• **EXTRACTED TEXT**
************

[R-C] Timely reaction time (Re: Comments on draft-alvestrand-rtcweb-congestion-01)

[Michael Welzl]

Hi Randell,

Thanks for your many comments! Catching up now:


On Apr 8, 2012, at 8:33 AM, Randell Jesup wrote:

> On 4/7/2012 1:37 PM, Michael Welzl wrote:
>>
>> On Apr 7, 2012, at 7:19 PM, Randell Jesup wrote:
>>> What's the RTO in this case, since we're talking UDP media streams?
>>> TCP RTO?
>>
>> Something in the order of that is what I had in mind. An RTT is the
>> control interval that we can and should act upon, and of course you'd
>> rather have an estimate that is averaged, and you really want to  
>> avoid
>> having false positives from outliers, so you want to give it a
>> reasonable safety margin. The TCP RTO has all that.
>>
>> Note I'm not "religious" about this - I think a mechanism that would
>> react e.g. an RTT late could still lead to a globally "okay" behavior
>> (but that would then be worth a closer investigation). My main  
>> point is
>> that it should be around an RTO, or maybe a bit more, but not  
>> completely
>> detached from RTT measurements.
>
> One thing I worry about for media streams if you mandate RTT- 
> timeframe reaction (which usually means RTT-timeframe distance  
> between reverse-path reporting) is the amount of potential  
> additional reverse-path traffic they can engender.
>
> This is especially relevant in UDP land you don't have ACKs, and the  
> available additional path of RTCP is bandwidth-limited itself with  
> rules that might not allow you to send immediately.  This could be  
> an especially relevant constraint on low-RTT channels, especially if  
> they're also low-bandwidth.  IIRC, the same issue/impact was flagged  
> in TFRC, but I think the issue may be worse here.

I'd argue that this rule is simply stupid when applied to congestion  
control. I understand the desire to limit feedback signaling, but  
doing congestion control right simply requires ACKs as a function of  
the RTT.
One way out of this is to run RTP not over UDP but over a transport  
that uses the right amount of ACKs. Or call the UDP-based congestion  
control scheme + encapsulation a new protocol, with new rules, and run  
RTP "over" it, then the rules are gone  :-)


> In terms of global stability, an aspect of these sorts of algorithms  
> that helps is that even if they may be a little slow to react(*) in  
> a downward direction, they are also typically slow to re-take  
> bandwidth. If they also use the slope of the delay change to  
> estimate bandwidth, they can also be more accurate in their reaction  
> to bandwidth availability changes, so when they do react they tend  
> to avoid undershooting, and don't overshoot by much the way TCP may.
>
> (*) It's important to note that in normal operation, a delay-sensing  
> algorithm may react much *faster* than TCP even if the reaction  
> delay is many RTT - because the clock starts counting for a delay- 
> sensitive algorithm when the bottleneck appears, not when the buffer  
> overflows at the bottleneck.  A delay sensitive algorithm that isn't  
> faced with giant changes in queue depth will almost always react  
> faster than TCP IMHO.

... I'd generally agree, but all of that totally depends on the ACK  
frequency.


> The remaining question is what happens when the bottleneck faces a  
> massive sudden cross-flow that suddenly saturates the buffer.  As  
> mentioned, if slope is used the delay-sensing algorithm may well cut  
> bandwidth faster than TCP would, even if it reacts a little later in  
> this case; doubly-so if the algorithm includes losses as an  
> indication that not only has delay increased at the slope rate, but  
> that on top of that a buffer has overflowed, and so losses should  
> cause it to increase the estimate of the bandwidth change.

As above, I think that we should not let ourselves be limited by these  
RTCP generation rules. Alternatively, we can go for Matt's suggestion  
and assume that traffic is by some means isolated from everything  
else, then this doesn't play a role as we only compete against our own  
traffic.

Cheers,
Michael

************

• **AIM**
Could you output, word for word, the part of the congestion-control email starting at "On Apr 8, 2012, at" and ending at "UDP media streams?"? The records that follow have nothing to do with the congestion-control email.

• **DATASET ROWS**
************

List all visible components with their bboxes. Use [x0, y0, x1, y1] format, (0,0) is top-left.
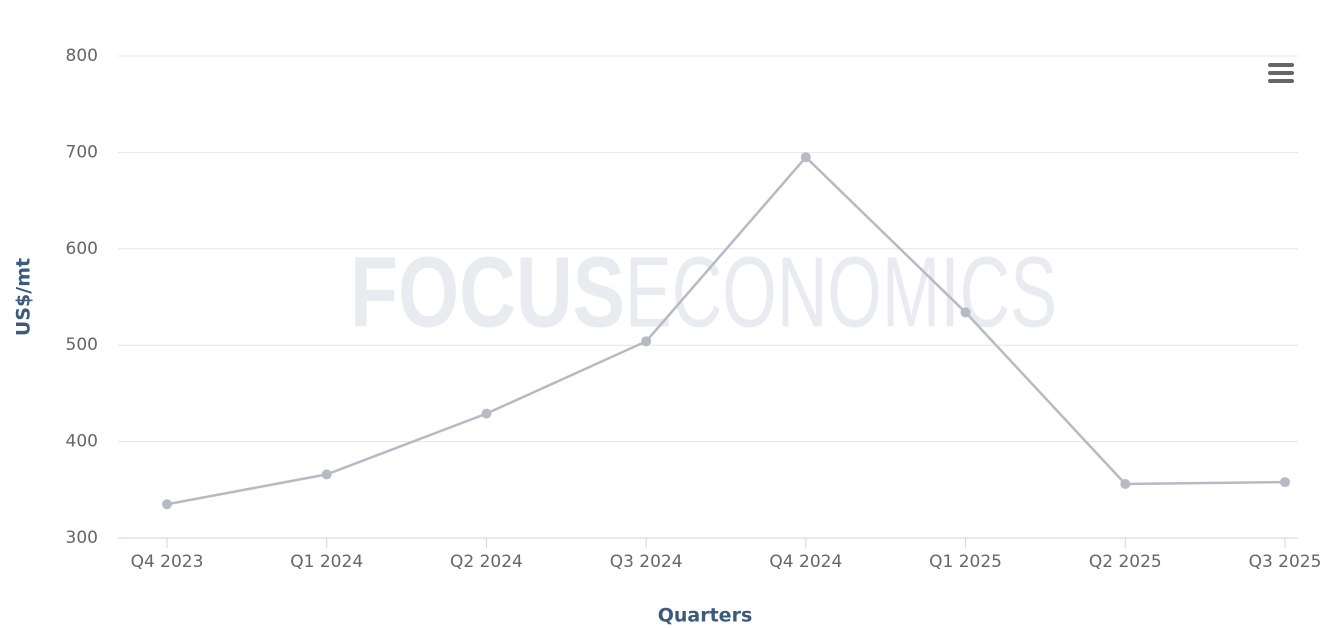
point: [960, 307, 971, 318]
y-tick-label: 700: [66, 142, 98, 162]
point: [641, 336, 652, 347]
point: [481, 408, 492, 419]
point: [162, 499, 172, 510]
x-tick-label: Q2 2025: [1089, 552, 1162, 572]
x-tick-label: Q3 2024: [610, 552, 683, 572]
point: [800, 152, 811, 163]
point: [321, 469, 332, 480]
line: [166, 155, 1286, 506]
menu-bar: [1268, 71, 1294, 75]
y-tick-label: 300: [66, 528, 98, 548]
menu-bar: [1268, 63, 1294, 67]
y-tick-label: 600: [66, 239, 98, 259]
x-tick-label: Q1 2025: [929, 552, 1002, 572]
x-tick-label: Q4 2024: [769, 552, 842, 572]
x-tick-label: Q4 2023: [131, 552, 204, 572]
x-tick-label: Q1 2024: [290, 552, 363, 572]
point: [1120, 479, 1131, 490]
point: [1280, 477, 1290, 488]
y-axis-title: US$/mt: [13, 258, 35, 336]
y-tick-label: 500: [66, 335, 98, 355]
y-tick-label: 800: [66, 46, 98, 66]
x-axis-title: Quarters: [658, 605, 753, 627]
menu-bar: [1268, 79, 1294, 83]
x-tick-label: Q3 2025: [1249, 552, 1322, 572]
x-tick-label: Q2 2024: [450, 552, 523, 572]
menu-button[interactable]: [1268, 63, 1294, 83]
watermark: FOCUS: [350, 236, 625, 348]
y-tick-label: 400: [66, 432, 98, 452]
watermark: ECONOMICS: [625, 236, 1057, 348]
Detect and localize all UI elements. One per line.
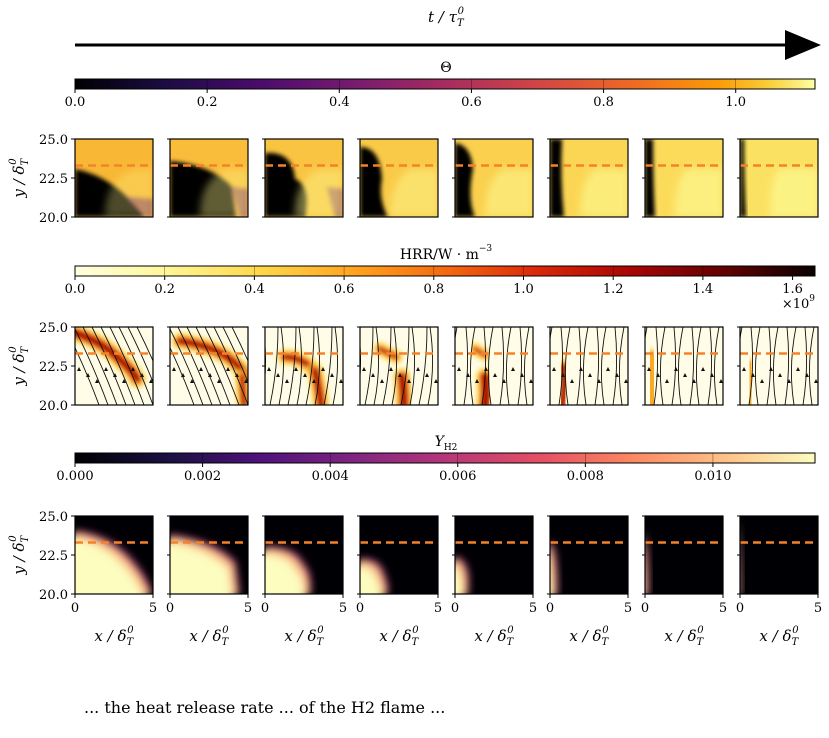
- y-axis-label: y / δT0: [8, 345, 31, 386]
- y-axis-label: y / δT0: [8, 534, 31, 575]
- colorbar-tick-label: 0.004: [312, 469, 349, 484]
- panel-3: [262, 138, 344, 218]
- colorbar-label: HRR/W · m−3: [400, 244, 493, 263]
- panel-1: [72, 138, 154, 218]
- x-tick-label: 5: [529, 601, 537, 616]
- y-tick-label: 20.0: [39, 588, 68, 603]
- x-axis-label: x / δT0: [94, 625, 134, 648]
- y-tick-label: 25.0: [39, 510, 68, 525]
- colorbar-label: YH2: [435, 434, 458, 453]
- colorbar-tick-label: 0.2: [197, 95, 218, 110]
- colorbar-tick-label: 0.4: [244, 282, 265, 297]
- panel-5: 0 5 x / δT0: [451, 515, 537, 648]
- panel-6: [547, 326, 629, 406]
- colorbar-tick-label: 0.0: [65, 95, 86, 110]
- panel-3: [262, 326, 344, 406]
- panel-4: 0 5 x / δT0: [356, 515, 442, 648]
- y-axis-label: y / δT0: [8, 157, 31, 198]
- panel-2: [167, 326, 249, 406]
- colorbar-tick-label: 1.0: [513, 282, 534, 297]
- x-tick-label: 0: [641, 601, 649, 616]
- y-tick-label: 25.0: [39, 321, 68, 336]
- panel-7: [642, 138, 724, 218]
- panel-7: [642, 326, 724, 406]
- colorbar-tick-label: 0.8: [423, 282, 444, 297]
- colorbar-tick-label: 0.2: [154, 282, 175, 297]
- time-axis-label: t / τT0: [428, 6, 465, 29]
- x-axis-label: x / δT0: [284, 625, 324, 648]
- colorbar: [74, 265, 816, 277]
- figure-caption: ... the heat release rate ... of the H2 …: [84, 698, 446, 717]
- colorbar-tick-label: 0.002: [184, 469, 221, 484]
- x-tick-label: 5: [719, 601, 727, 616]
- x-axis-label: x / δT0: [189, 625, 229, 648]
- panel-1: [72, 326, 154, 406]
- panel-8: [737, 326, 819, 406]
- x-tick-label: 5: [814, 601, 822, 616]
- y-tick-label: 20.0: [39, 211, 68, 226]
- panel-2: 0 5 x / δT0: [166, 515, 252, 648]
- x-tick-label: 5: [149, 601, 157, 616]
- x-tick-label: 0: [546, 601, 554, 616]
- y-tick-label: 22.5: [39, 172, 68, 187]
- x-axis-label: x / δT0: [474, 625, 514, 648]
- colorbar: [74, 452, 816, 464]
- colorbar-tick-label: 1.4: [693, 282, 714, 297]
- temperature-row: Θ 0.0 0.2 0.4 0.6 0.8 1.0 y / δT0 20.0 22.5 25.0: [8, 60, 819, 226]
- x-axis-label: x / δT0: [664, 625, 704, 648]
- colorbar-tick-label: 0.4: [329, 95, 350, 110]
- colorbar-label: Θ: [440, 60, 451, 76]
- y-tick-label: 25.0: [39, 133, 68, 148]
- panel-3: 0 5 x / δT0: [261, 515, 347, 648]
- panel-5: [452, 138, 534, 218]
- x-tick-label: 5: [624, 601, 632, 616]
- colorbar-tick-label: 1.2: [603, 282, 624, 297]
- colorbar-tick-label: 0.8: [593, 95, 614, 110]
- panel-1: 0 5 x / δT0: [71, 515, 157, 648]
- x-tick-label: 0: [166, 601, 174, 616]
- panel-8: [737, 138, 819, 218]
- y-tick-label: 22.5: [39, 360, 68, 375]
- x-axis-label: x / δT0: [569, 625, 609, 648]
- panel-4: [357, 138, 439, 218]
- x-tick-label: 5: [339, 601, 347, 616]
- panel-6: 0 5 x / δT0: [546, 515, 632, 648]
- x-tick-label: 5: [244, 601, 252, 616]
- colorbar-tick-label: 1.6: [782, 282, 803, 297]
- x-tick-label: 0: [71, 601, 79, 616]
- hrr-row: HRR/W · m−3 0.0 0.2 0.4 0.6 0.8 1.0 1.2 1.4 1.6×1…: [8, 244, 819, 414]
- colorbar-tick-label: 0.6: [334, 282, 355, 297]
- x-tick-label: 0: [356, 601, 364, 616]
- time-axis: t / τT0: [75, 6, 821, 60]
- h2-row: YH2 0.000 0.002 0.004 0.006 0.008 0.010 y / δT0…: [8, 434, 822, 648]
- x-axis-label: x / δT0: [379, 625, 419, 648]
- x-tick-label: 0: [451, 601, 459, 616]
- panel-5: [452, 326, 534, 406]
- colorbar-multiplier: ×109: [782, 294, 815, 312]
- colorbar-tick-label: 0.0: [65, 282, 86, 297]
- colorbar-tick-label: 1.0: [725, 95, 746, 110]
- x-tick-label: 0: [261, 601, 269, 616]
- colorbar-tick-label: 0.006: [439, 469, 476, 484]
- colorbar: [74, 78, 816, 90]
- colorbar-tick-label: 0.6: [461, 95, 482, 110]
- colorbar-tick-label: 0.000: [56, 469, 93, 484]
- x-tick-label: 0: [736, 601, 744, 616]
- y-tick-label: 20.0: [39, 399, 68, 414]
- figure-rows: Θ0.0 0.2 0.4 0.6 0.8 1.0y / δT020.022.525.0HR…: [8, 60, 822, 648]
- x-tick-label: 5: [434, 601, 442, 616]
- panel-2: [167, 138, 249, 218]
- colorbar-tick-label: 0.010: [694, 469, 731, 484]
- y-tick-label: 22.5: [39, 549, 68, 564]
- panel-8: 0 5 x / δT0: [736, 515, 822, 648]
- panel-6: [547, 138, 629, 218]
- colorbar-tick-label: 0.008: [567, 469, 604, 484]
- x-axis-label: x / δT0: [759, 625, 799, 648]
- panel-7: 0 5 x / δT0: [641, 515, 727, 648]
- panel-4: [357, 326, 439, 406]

************

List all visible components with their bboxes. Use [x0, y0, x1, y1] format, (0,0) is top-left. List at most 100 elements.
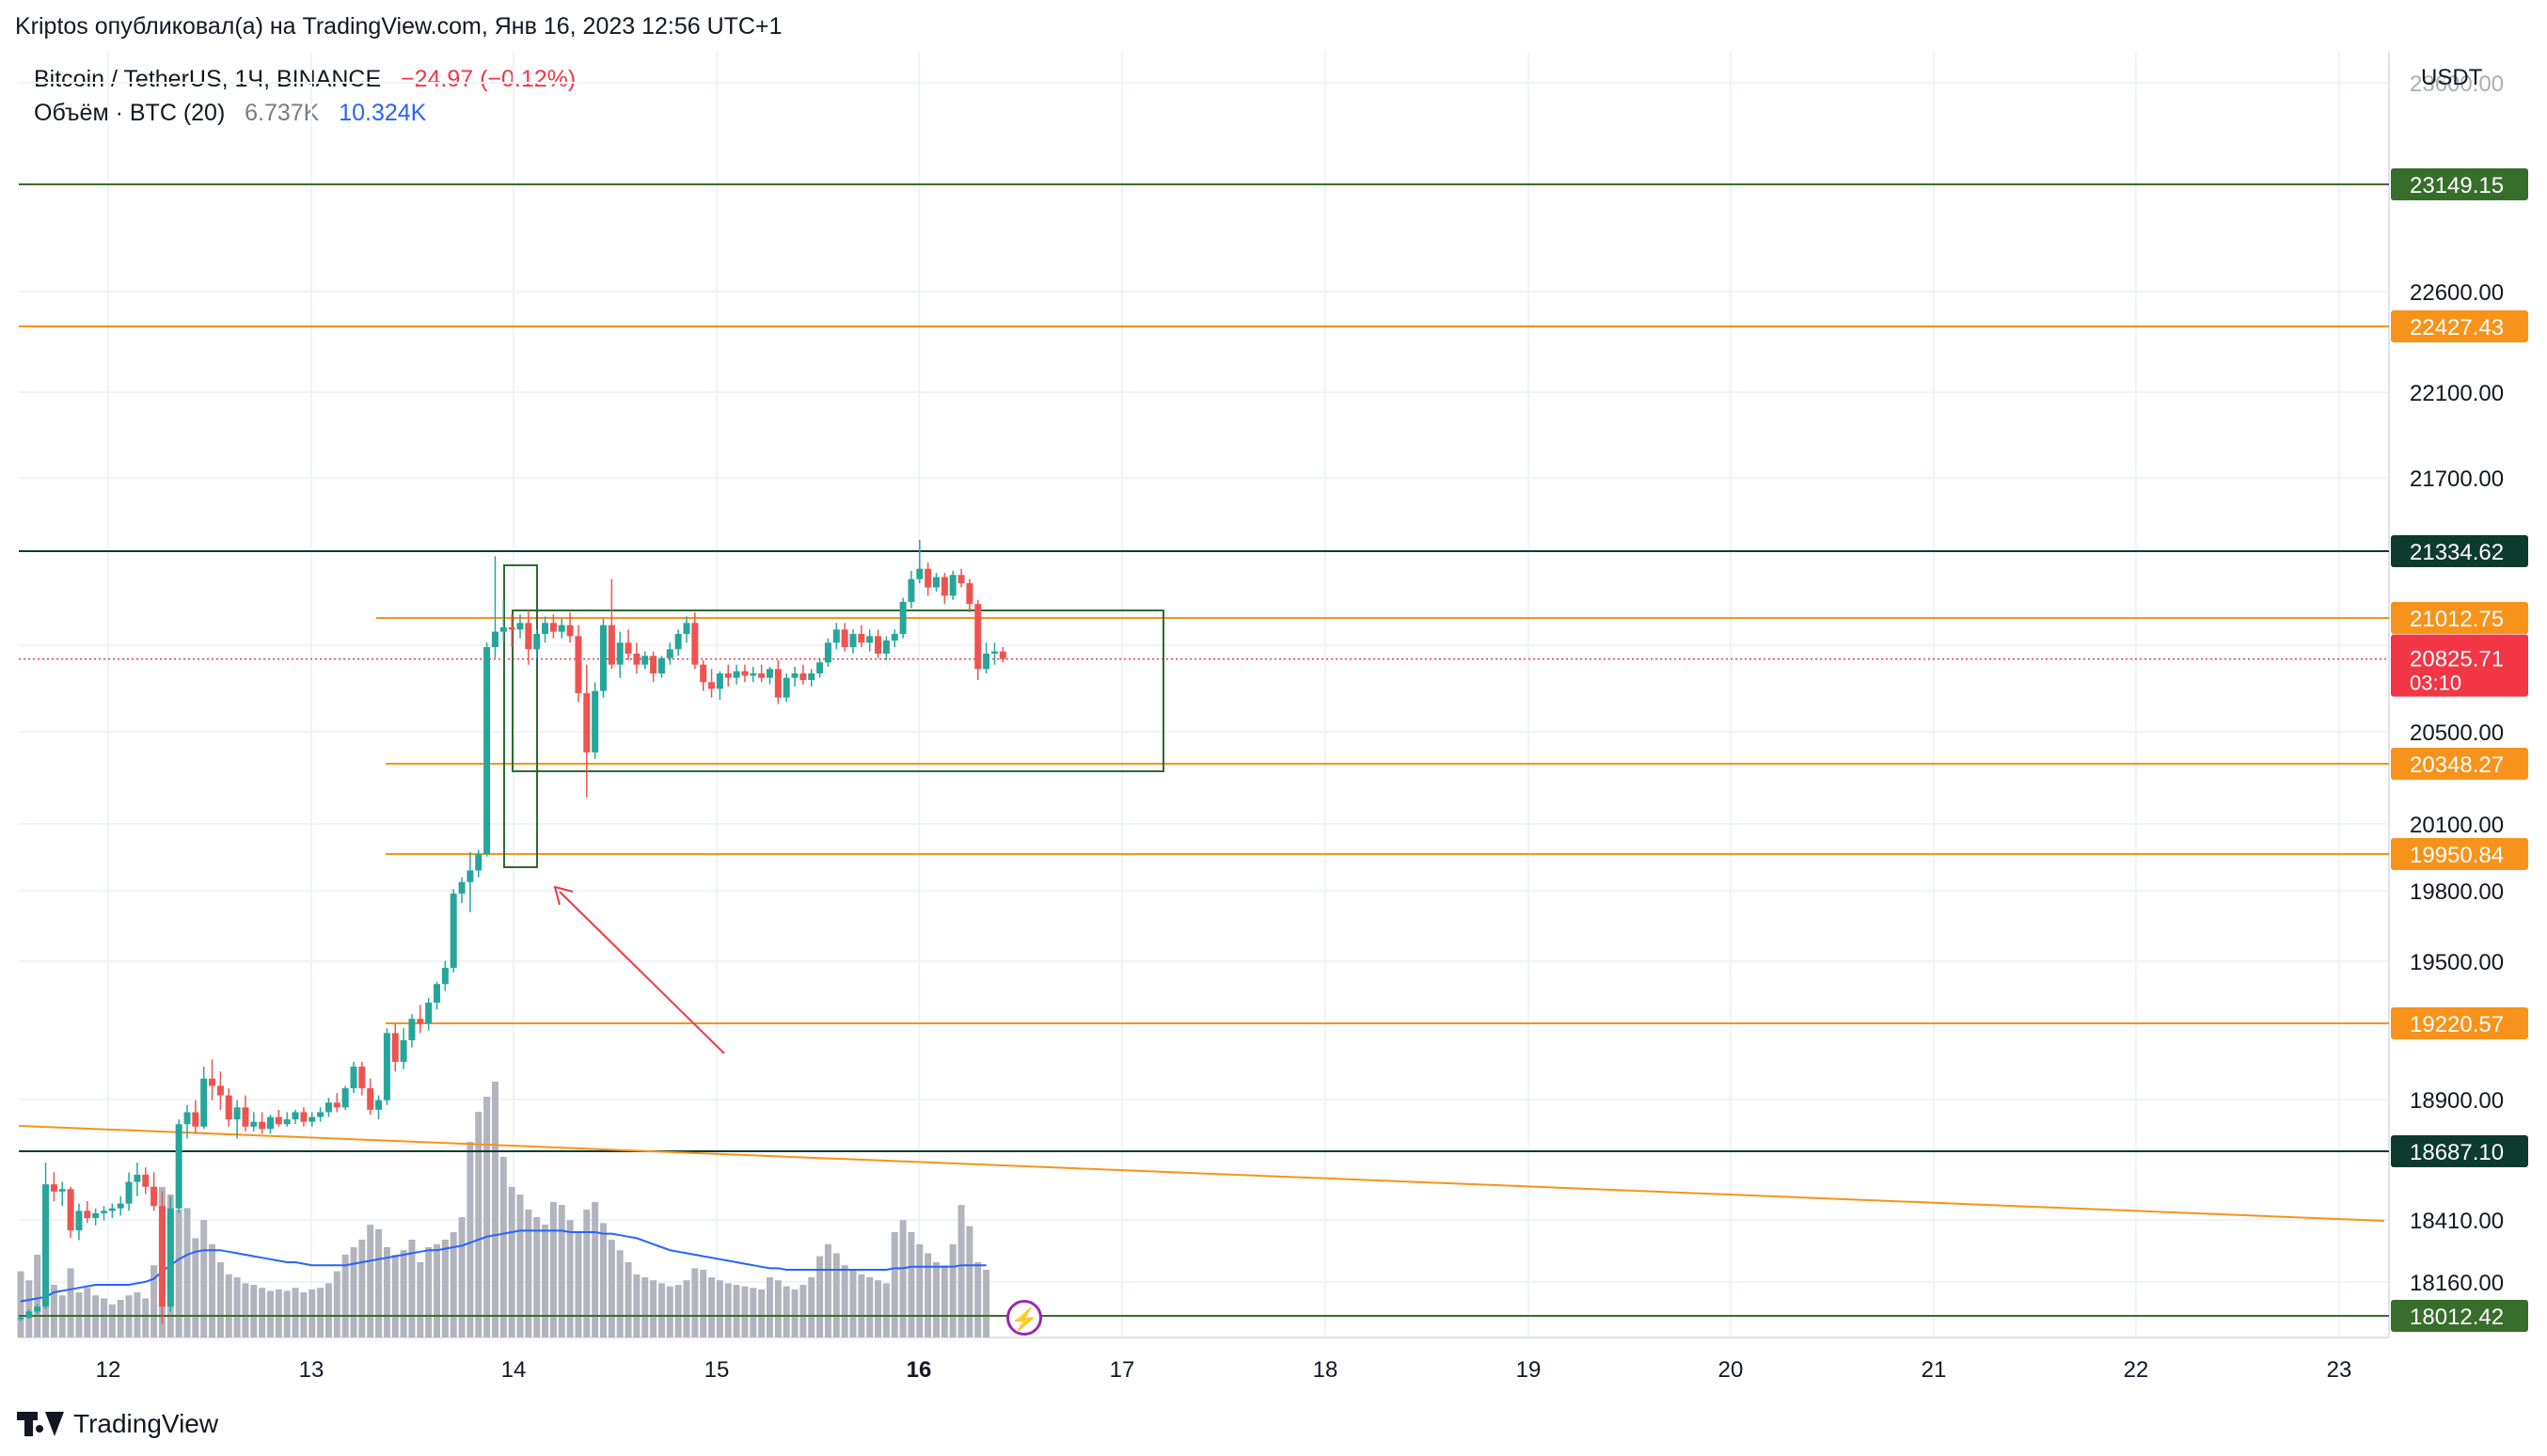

************

• **CORRECT ANSWER**
On Apr 8, 2012, at 8:33 AM, Randell Jesup wrote:

> On 4/7/2012 1:37 PM, Michael Welzl wrote:
>>
>> On Apr 7, 2012, at 7:19 PM, Randell Jesup wrote:
>>> What's the RTO in this case, since we're talking UDP media streams?